[Begin RECORDS FOR THIS EXERCISE]

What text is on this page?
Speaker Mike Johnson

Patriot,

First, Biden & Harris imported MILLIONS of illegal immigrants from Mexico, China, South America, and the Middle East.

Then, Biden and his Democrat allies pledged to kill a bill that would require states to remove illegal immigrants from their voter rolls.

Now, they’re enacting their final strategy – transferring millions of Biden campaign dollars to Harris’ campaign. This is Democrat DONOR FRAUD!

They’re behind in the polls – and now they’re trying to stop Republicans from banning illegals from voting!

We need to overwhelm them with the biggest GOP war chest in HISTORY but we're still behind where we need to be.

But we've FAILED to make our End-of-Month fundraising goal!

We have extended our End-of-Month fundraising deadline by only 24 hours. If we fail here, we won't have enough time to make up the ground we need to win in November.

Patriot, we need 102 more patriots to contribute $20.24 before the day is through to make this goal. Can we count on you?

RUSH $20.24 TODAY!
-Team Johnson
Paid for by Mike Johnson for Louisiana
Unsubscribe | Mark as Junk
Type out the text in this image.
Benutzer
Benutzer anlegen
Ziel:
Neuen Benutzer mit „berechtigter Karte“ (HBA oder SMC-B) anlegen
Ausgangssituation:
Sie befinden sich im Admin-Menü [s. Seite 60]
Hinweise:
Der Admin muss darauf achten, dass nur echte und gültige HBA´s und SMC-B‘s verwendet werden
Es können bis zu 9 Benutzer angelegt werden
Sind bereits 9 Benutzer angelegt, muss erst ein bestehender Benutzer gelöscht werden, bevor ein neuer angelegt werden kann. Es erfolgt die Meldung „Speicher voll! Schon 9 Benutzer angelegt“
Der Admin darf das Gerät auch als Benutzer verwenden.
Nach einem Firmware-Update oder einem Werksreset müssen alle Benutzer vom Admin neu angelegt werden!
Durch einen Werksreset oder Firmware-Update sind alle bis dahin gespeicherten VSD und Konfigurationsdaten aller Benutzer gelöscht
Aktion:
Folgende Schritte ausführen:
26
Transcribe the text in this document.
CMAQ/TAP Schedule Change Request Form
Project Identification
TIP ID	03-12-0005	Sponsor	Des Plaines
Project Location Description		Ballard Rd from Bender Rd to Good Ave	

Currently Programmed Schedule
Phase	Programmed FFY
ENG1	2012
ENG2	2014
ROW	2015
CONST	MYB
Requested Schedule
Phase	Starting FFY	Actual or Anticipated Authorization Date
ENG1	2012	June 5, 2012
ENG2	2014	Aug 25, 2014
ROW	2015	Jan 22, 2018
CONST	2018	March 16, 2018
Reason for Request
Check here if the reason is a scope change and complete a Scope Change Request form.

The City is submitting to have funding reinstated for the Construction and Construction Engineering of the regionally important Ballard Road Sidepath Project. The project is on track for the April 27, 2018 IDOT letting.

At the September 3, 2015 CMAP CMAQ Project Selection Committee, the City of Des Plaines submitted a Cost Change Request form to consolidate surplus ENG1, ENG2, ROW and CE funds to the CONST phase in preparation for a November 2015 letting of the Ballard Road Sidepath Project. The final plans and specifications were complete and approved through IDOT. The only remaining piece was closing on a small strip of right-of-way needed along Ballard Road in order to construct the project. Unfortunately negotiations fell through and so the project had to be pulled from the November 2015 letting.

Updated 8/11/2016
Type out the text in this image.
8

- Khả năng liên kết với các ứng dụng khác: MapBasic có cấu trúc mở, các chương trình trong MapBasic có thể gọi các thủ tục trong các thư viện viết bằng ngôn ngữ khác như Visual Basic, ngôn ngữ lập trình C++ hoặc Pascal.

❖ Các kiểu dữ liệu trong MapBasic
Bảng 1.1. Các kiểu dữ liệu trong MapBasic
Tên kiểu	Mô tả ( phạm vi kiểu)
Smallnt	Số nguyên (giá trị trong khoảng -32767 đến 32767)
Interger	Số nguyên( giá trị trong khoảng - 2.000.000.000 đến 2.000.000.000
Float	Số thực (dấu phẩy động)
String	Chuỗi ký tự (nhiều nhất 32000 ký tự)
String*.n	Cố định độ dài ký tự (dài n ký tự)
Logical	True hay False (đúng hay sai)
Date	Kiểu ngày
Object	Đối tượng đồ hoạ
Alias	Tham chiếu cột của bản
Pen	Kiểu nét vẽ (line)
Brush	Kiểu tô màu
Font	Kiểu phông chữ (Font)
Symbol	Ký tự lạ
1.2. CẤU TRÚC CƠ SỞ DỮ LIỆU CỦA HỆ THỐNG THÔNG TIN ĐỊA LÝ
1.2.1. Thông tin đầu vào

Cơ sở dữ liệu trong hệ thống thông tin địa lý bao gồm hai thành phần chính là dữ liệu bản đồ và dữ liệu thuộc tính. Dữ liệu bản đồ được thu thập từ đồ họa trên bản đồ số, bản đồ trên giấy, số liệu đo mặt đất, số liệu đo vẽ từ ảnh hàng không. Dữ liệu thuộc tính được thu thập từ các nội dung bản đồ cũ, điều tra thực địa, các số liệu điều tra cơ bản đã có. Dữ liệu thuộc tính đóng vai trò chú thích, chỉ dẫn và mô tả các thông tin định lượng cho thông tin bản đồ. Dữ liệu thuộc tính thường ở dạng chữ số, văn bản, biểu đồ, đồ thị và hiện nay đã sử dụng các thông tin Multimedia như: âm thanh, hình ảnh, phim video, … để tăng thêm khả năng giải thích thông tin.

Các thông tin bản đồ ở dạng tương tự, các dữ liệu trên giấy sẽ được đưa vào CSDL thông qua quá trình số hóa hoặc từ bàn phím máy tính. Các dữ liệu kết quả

[End RECORDS FOR THIS EXERCISE]

**SHORT EXERCISE**
In the data above, how many lines contain the string "oder"? Answer with the number only.

**SOLUTION TO THIS PROBLEM**
3